● **Given problem**
Print the listing that follows, character for character.

● **Data supplied**

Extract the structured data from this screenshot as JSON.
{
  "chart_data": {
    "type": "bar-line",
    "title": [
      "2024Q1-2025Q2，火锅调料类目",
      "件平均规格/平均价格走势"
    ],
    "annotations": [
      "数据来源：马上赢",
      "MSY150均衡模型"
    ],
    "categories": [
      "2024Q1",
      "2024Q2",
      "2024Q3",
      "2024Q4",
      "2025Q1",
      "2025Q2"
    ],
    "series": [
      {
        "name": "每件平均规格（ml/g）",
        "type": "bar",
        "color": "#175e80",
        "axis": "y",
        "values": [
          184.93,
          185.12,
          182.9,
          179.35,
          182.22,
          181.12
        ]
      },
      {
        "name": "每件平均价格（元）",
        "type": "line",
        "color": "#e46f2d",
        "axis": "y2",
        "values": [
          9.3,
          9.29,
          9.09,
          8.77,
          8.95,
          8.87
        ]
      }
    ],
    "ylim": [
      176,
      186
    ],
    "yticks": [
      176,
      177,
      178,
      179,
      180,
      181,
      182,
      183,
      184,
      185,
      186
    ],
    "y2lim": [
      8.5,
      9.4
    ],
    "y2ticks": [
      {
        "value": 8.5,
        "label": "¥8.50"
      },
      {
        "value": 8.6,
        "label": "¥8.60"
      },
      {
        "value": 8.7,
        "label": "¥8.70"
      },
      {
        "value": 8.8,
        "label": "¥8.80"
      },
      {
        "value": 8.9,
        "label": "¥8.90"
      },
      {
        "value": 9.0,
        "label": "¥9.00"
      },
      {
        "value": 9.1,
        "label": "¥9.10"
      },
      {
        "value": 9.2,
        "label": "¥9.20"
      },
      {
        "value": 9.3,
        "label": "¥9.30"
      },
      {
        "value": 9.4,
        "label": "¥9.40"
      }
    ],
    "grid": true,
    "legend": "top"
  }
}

● **Result of this exercise**
Extract the structured data from this screenshot as JSON.
{
  "chart_data": {
    "type": "bar-line",
    "title": [
      "2024Q1-2025Q2，火锅调料类目",
      "件平均规格/平均价格走势"
    ],
    "annotations": [
      "数据来源：马上赢",
      "MSY150均衡模型"
    ],
    "categories": [
      "2024Q1",
      "2024Q2",
      "2024Q3",
      "2024Q4",
      "2025Q1",
      "2025Q2"
    ],
    "series": [
      {
        "name": "每件平均规格（ml/g）",
        "type": "bar",
        "color": "#175e80",
        "axis": "y",
        "values": [
          184.93,
          185.12,
          182.9,
          179.35,
          182.22,
          181.12
        ]
      },
      {
        "name": "每件平均价格（元）",
        "type": "line",
        "color": "#e46f2d",
        "axis": "y2",
        "values": [
          9.3,
          9.29,
          9.09,
          8.77,
          8.95,
          8.87
        ]
      }
    ],
    "ylim": [
      176,
      186
    ],
    "yticks": [
      176,
      177,
      178,
      179,
      180,
      181,
      182,
      183,
      184,
      185,
      186
    ],
    "y2lim": [
      8.5,
      9.4
    ],
    "y2ticks": [
      {
        "value": 8.5,
        "label": "¥8.50"
      },
      {
        "value": 8.6,
        "label": "¥8.60"
      },
      {
        "value": 8.7,
        "label": "¥8.70"
      },
      {
        "value": 8.8,
        "label": "¥8.80"
      },
      {
        "value": 8.9,
        "label": "¥8.90"
      },
      {
        "value": 9.0,
        "label": "¥9.00"
      },
      {
        "value": 9.1,
        "label": "¥9.10"
      },
      {
        "value": 9.2,
        "label": "¥9.20"
      },
      {
        "value": 9.3,
        "label": "¥9.30"
      },
      {
        "value": 9.4,
        "label": "¥9.40"
      }
    ],
    "grid": true,
    "legend": "top"
  }
}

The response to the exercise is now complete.